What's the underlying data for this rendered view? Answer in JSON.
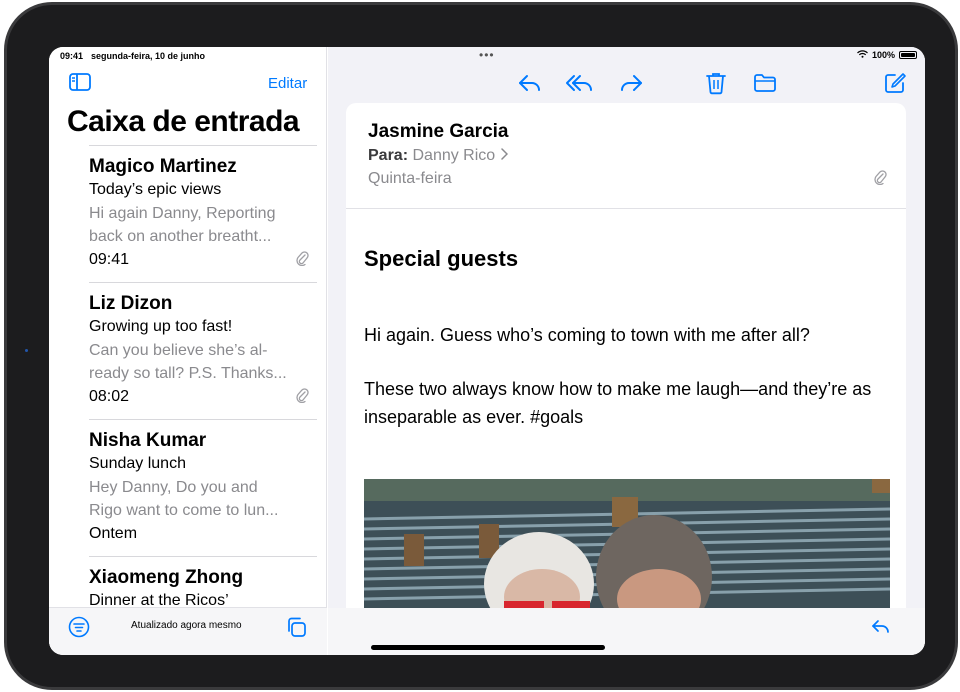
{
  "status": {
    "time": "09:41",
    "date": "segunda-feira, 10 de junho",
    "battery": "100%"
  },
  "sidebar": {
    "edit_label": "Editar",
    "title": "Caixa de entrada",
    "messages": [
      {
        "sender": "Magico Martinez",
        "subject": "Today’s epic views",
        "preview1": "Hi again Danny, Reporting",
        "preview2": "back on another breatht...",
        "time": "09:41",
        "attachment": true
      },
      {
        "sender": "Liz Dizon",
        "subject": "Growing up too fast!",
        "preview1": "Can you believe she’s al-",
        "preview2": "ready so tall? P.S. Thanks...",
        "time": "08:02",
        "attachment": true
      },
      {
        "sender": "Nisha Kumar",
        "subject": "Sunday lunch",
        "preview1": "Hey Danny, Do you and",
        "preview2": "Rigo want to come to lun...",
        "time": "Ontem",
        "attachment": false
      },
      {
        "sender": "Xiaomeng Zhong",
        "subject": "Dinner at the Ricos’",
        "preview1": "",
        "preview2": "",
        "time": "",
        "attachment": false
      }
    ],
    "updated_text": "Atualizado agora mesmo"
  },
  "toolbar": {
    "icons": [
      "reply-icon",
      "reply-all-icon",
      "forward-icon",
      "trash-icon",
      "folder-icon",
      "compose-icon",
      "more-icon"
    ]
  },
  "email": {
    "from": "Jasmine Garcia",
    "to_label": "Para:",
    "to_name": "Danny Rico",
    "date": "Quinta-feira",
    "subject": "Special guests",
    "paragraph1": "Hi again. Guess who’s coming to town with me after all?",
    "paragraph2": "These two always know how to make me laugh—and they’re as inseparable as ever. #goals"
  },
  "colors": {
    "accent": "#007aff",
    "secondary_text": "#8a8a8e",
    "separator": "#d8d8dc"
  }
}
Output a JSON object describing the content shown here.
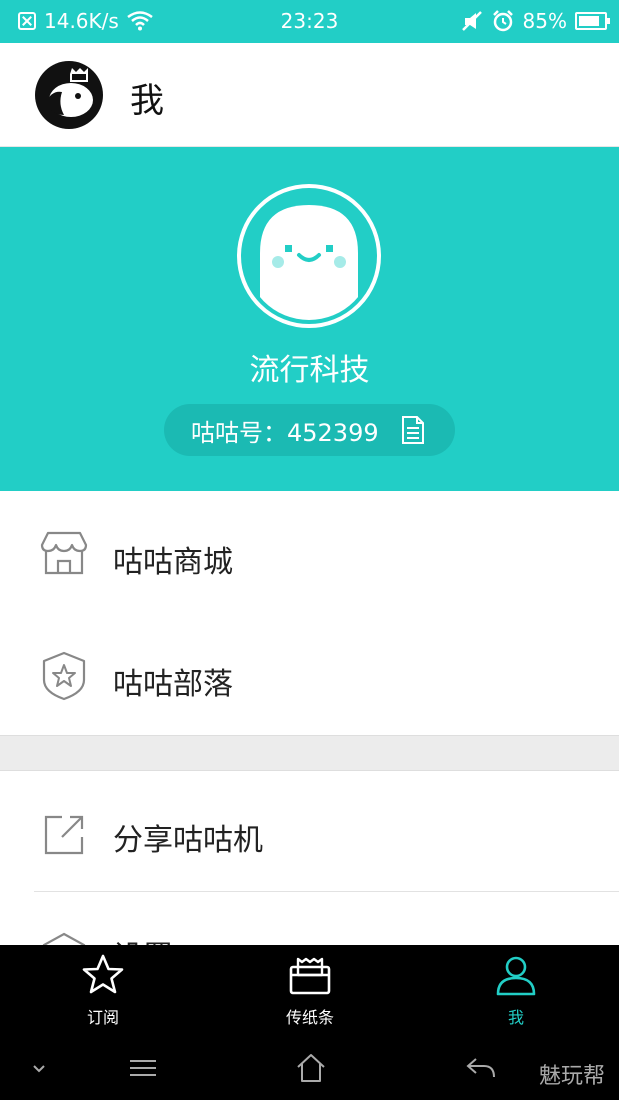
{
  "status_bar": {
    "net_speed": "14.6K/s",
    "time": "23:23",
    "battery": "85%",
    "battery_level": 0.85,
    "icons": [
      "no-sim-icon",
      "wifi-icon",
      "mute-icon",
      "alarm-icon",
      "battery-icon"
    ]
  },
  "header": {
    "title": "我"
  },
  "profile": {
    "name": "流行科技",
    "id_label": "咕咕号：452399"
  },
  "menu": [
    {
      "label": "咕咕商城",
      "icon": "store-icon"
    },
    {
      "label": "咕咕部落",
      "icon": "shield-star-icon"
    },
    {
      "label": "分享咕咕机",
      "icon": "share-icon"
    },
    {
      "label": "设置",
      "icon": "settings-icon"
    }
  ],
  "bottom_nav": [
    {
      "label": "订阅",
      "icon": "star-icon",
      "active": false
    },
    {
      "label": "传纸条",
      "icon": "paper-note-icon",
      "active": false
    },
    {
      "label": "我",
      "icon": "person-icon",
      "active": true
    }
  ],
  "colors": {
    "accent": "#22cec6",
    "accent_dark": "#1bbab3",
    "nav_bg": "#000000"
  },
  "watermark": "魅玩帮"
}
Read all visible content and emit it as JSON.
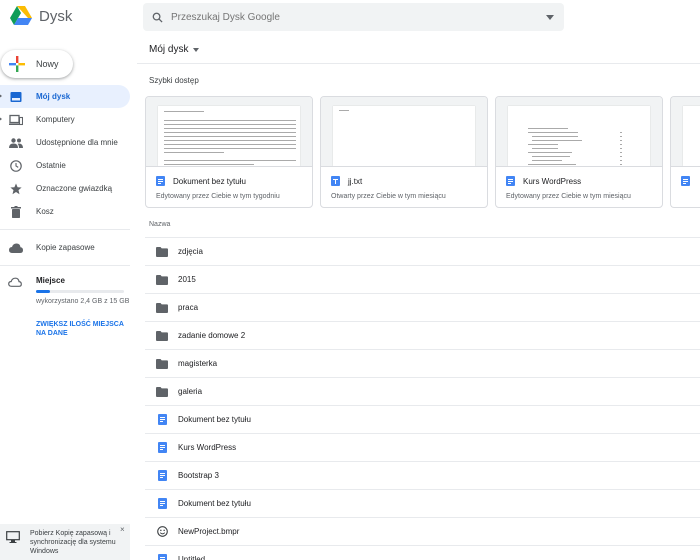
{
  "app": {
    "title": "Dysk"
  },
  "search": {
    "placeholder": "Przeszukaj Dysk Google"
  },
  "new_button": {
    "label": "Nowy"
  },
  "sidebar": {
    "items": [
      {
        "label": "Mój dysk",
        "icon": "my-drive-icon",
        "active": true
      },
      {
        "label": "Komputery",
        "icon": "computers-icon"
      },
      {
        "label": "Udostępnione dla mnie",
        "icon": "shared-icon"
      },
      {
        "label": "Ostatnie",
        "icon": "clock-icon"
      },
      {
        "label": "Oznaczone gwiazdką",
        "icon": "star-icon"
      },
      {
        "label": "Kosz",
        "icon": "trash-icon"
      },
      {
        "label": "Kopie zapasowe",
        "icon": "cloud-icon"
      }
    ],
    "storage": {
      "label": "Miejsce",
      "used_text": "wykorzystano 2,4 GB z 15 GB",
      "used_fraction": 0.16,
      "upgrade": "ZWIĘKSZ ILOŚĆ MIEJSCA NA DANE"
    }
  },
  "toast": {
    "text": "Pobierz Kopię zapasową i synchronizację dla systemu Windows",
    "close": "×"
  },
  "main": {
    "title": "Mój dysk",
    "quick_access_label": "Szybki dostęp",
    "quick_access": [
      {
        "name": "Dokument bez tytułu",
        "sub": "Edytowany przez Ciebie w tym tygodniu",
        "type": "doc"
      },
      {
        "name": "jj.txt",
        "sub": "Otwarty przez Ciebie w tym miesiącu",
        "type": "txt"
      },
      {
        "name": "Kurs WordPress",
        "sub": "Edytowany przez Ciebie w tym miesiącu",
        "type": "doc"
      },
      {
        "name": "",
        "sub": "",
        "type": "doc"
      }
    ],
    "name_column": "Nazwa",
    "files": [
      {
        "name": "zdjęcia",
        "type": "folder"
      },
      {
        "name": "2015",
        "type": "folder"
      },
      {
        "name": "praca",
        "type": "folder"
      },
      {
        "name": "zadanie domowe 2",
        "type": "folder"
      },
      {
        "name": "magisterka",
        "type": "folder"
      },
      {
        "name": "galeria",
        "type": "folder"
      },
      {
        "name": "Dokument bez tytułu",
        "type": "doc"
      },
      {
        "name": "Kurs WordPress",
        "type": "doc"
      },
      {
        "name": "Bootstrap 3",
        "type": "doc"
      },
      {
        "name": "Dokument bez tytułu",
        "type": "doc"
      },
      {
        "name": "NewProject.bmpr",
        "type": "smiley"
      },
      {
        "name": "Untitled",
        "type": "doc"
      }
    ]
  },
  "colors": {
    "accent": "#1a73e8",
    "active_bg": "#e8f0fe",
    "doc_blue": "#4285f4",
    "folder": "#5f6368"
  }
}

● Objective: Lines of the material that contain the word "Ciebie" are to be gathered.

● Response to the task:
        "sub": "Edytowany przez Ciebie w tym tygodniu",
        "sub": "Otwarty przez Ciebie w tym miesiącu",
        "sub": "Edytowany przez Ciebie w tym miesiącu",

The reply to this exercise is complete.